-------- Stored records --------

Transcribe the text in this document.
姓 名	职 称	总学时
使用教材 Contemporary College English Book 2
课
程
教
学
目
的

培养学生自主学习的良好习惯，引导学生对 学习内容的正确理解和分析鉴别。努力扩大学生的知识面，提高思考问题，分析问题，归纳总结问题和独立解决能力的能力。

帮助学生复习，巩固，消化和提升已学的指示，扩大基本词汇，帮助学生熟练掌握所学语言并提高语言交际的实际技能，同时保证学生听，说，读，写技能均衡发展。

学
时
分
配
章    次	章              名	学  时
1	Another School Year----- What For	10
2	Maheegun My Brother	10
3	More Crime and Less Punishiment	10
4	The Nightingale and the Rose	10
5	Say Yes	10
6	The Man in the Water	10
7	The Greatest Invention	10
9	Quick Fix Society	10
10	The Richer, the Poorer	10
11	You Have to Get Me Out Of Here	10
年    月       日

--------

### Description of the task:
Reproduce the material exactly, with every line intact.

### Exercise response:
Transcribe the text in this document.
姓 名	职 称	总学时
使用教材 Contemporary College English Book 2
课
程
教
学
目
的

培养学生自主学习的良好习惯，引导学生对 学习内容的正确理解和分析鉴别。努力扩大学生的知识面，提高思考问题，分析问题，归纳总结问题和独立解决能力的能力。

帮助学生复习，巩固，消化和提升已学的指示，扩大基本词汇，帮助学生熟练掌握所学语言并提高语言交际的实际技能，同时保证学生听，说，读，写技能均衡发展。

学
时
分
配
章    次	章              名	学  时
1	Another School Year----- What For	10
2	Maheegun My Brother	10
3	More Crime and Less Punishiment	10
4	The Nightingale and the Rose	10
5	Say Yes	10
6	The Man in the Water	10
7	The Greatest Invention	10
9	Quick Fix Society	10
10	The Richer, the Poorer	10
11	You Have to Get Me Out Of Here	10
年    月       日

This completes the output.